> PROVIDED INFORMATION:
--------

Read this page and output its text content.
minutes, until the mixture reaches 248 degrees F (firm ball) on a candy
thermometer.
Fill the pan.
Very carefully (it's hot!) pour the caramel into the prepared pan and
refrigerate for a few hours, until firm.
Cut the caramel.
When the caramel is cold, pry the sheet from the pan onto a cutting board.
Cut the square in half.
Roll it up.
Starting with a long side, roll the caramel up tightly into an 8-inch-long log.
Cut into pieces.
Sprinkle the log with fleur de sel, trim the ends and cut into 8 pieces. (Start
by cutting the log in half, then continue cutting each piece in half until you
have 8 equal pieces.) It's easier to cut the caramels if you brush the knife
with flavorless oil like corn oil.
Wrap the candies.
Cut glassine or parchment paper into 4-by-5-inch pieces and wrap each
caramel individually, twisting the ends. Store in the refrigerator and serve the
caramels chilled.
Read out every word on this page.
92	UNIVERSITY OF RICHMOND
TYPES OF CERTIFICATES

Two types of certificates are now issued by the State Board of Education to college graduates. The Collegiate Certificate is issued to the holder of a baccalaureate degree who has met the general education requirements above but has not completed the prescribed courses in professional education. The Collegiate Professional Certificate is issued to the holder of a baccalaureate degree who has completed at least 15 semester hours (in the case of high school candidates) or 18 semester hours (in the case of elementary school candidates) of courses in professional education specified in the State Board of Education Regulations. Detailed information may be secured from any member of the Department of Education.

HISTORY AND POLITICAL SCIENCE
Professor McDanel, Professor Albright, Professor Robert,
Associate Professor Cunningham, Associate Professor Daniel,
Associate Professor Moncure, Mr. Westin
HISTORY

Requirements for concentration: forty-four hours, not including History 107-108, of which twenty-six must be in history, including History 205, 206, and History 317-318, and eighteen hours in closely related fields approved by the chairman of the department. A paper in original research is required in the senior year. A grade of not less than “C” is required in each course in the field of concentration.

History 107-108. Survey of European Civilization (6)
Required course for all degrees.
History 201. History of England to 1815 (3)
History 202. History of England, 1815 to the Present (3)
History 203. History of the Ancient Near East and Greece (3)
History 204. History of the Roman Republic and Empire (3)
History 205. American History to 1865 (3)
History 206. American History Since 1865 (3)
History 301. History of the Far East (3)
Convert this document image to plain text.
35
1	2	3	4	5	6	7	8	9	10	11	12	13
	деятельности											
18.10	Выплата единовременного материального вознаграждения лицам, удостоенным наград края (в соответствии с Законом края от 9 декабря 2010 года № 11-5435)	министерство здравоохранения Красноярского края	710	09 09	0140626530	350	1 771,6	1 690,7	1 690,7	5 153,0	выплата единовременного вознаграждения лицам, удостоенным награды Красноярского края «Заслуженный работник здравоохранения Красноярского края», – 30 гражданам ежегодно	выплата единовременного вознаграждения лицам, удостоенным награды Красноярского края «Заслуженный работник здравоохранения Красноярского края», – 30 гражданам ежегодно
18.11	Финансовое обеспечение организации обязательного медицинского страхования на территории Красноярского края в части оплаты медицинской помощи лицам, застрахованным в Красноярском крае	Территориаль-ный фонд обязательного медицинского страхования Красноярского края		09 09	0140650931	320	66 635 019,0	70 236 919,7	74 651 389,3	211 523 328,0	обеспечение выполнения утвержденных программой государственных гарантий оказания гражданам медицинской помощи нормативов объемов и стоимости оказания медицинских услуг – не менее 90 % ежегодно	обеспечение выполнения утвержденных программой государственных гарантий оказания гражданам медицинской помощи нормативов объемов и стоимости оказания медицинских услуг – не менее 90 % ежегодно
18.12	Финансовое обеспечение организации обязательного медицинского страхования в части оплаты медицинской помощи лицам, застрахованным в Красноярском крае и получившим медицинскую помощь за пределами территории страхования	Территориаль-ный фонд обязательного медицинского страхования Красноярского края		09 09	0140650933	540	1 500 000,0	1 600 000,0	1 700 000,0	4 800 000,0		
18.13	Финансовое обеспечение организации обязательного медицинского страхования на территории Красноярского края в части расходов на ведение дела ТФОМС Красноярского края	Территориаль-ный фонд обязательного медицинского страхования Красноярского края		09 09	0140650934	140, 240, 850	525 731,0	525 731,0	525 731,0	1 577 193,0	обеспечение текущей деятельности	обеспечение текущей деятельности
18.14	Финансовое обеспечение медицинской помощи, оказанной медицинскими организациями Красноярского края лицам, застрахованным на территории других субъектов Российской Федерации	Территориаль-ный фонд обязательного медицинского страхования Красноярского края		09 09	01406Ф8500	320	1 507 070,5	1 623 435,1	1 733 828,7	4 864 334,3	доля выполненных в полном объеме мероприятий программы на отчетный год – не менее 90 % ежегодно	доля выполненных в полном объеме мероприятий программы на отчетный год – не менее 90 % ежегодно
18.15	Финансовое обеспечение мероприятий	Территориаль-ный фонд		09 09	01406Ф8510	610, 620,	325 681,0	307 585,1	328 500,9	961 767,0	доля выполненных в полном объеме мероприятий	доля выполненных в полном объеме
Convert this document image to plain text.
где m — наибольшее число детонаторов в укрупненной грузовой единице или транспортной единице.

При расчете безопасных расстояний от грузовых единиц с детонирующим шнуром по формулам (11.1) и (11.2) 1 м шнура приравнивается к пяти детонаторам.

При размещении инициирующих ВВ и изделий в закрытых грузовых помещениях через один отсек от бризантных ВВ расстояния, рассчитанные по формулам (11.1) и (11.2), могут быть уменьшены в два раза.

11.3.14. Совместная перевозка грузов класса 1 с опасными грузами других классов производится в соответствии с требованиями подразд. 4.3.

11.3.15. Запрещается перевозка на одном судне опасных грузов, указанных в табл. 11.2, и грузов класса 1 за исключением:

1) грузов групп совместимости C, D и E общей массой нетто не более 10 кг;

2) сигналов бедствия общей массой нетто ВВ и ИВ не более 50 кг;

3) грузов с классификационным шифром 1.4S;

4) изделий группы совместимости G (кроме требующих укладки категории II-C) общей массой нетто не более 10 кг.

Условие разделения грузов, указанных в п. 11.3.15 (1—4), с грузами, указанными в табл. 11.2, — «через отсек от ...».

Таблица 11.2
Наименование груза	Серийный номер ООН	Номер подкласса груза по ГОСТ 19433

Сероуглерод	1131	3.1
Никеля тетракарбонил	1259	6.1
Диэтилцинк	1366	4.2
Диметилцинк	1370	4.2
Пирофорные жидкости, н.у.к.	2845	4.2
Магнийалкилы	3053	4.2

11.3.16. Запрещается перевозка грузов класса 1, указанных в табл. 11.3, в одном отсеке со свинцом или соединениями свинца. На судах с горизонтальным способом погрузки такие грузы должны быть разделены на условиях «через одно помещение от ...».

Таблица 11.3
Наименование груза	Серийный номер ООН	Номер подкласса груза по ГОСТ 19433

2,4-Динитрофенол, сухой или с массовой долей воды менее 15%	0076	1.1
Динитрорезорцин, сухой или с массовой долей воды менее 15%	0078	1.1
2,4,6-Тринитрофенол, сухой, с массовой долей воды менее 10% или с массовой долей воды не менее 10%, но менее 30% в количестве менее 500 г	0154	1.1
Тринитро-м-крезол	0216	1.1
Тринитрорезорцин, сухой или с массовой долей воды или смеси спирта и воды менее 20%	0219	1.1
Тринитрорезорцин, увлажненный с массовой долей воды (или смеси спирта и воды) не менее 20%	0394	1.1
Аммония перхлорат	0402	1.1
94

--------

> TASK DESCRIPTION:
Transcribe all the entries, keeping each one exactly as it is.

> SOLUTION FOR THIS TASK:
Read this page and output its text content.
minutes, until the mixture reaches 248 degrees F (firm ball) on a candy
thermometer.
Fill the pan.
Very carefully (it's hot!) pour the caramel into the prepared pan and
refrigerate for a few hours, until firm.
Cut the caramel.
When the caramel is cold, pry the sheet from the pan onto a cutting board.
Cut the square in half.
Roll it up.
Starting with a long side, roll the caramel up tightly into an 8-inch-long log.
Cut into pieces.
Sprinkle the log with fleur de sel, trim the ends and cut into 8 pieces. (Start
by cutting the log in half, then continue cutting each piece in half until you
have 8 equal pieces.) It's easier to cut the caramels if you brush the knife
with flavorless oil like corn oil.
Wrap the candies.
Cut glassine or parchment paper into 4-by-5-inch pieces and wrap each
caramel individually, twisting the ends. Store in the refrigerator and serve the
caramels chilled.
Read out every word on this page.
92	UNIVERSITY OF RICHMOND
TYPES OF CERTIFICATES

Two types of certificates are now issued by the State Board of Education to college graduates. The Collegiate Certificate is issued to the holder of a baccalaureate degree who has met the general education requirements above but has not completed the prescribed courses in professional education. The Collegiate Professional Certificate is issued to the holder of a baccalaureate degree who has completed at least 15 semester hours (in the case of high school candidates) or 18 semester hours (in the case of elementary school candidates) of courses in professional education specified in the State Board of Education Regulations. Detailed information may be secured from any member of the Department of Education.

HISTORY AND POLITICAL SCIENCE
Professor McDanel, Professor Albright, Professor Robert,
Associate Professor Cunningham, Associate Professor Daniel,
Associate Professor Moncure, Mr. Westin
HISTORY

Requirements for concentration: forty-four hours, not including History 107-108, of which twenty-six must be in history, including History 205, 206, and History 317-318, and eighteen hours in closely related fields approved by the chairman of the department. A paper in original research is required in the senior year. A grade of not less than “C” is required in each course in the field of concentration.

History 107-108. Survey of European Civilization (6)
Required course for all degrees.
History 201. History of England to 1815 (3)
History 202. History of England, 1815 to the Present (3)
History 203. History of the Ancient Near East and Greece (3)
History 204. History of the Roman Republic and Empire (3)
History 205. American History to 1865 (3)
History 206. American History Since 1865 (3)
History 301. History of the Far East (3)
Convert this document image to plain text.
35
1	2	3	4	5	6	7	8	9	10	11	12	13
	деятельности											
18.10	Выплата единовременного материального вознаграждения лицам, удостоенным наград края (в соответствии с Законом края от 9 декабря 2010 года № 11-5435)	министерство здравоохранения Красноярского края	710	09 09	0140626530	350	1 771,6	1 690,7	1 690,7	5 153,0	выплата единовременного вознаграждения лицам, удостоенным награды Красноярского края «Заслуженный работник здравоохранения Красноярского края», – 30 гражданам ежегодно	выплата единовременного вознаграждения лицам, удостоенным награды Красноярского края «Заслуженный работник здравоохранения Красноярского края», – 30 гражданам ежегодно
18.11	Финансовое обеспечение организации обязательного медицинского страхования на территории Красноярского края в части оплаты медицинской помощи лицам, застрахованным в Красноярском крае	Территориаль-ный фонд обязательного медицинского страхования Красноярского края		09 09	0140650931	320	66 635 019,0	70 236 919,7	74 651 389,3	211 523 328,0	обеспечение выполнения утвержденных программой государственных гарантий оказания гражданам медицинской помощи нормативов объемов и стоимости оказания медицинских услуг – не менее 90 % ежегодно	обеспечение выполнения утвержденных программой государственных гарантий оказания гражданам медицинской помощи нормативов объемов и стоимости оказания медицинских услуг – не менее 90 % ежегодно
18.12	Финансовое обеспечение организации обязательного медицинского страхования в части оплаты медицинской помощи лицам, застрахованным в Красноярском крае и получившим медицинскую помощь за пределами территории страхования	Территориаль-ный фонд обязательного медицинского страхования Красноярского края		09 09	0140650933	540	1 500 000,0	1 600 000,0	1 700 000,0	4 800 000,0		
18.13	Финансовое обеспечение организации обязательного медицинского страхования на территории Красноярского края в части расходов на ведение дела ТФОМС Красноярского края	Территориаль-ный фонд обязательного медицинского страхования Красноярского края		09 09	0140650934	140, 240, 850	525 731,0	525 731,0	525 731,0	1 577 193,0	обеспечение текущей деятельности	обеспечение текущей деятельности
18.14	Финансовое обеспечение медицинской помощи, оказанной медицинскими организациями Красноярского края лицам, застрахованным на территории других субъектов Российской Федерации	Территориаль-ный фонд обязательного медицинского страхования Красноярского края		09 09	01406Ф8500	320	1 507 070,5	1 623 435,1	1 733 828,7	4 864 334,3	доля выполненных в полном объеме мероприятий программы на отчетный год – не менее 90 % ежегодно	доля выполненных в полном объеме мероприятий программы на отчетный год – не менее 90 % ежегодно
18.15	Финансовое обеспечение мероприятий	Территориаль-ный фонд		09 09	01406Ф8510	610, 620,	325 681,0	307 585,1	328 500,9	961 767,0	доля выполненных в полном объеме мероприятий	доля выполненных в полном объеме
Convert this document image to plain text.
где m — наибольшее число детонаторов в укрупненной грузовой единице или транспортной единице.

При расчете безопасных расстояний от грузовых единиц с детонирующим шнуром по формулам (11.1) и (11.2) 1 м шнура приравнивается к пяти детонаторам.

При размещении инициирующих ВВ и изделий в закрытых грузовых помещениях через один отсек от бризантных ВВ расстояния, рассчитанные по формулам (11.1) и (11.2), могут быть уменьшены в два раза.

11.3.14. Совместная перевозка грузов класса 1 с опасными грузами других классов производится в соответствии с требованиями подразд. 4.3.

11.3.15. Запрещается перевозка на одном судне опасных грузов, указанных в табл. 11.2, и грузов класса 1 за исключением:

1) грузов групп совместимости C, D и E общей массой нетто не более 10 кг;

2) сигналов бедствия общей массой нетто ВВ и ИВ не более 50 кг;

3) грузов с классификационным шифром 1.4S;

4) изделий группы совместимости G (кроме требующих укладки категории II-C) общей массой нетто не более 10 кг.

Условие разделения грузов, указанных в п. 11.3.15 (1—4), с грузами, указанными в табл. 11.2, — «через отсек от ...».

Таблица 11.2
Наименование груза	Серийный номер ООН	Номер подкласса груза по ГОСТ 19433

Сероуглерод	1131	3.1
Никеля тетракарбонил	1259	6.1
Диэтилцинк	1366	4.2
Диметилцинк	1370	4.2
Пирофорные жидкости, н.у.к.	2845	4.2
Магнийалкилы	3053	4.2

11.3.16. Запрещается перевозка грузов класса 1, указанных в табл. 11.3, в одном отсеке со свинцом или соединениями свинца. На судах с горизонтальным способом погрузки такие грузы должны быть разделены на условиях «через одно помещение от ...».

Таблица 11.3
Наименование груза	Серийный номер ООН	Номер подкласса груза по ГОСТ 19433

2,4-Динитрофенол, сухой или с массовой долей воды менее 15%	0076	1.1
Динитрорезорцин, сухой или с массовой долей воды менее 15%	0078	1.1
2,4,6-Тринитрофенол, сухой, с массовой долей воды менее 10% или с массовой долей воды не менее 10%, но менее 30% в количестве менее 500 г	0154	1.1
Тринитро-м-крезол	0216	1.1
Тринитрорезорцин, сухой или с массовой долей воды или смеси спирта и воды менее 20%	0219	1.1
Тринитрорезорцин, увлажненный с массовой долей воды (или смеси спирта и воды) не менее 20%	0394	1.1
Аммония перхлорат	0402	1.1
94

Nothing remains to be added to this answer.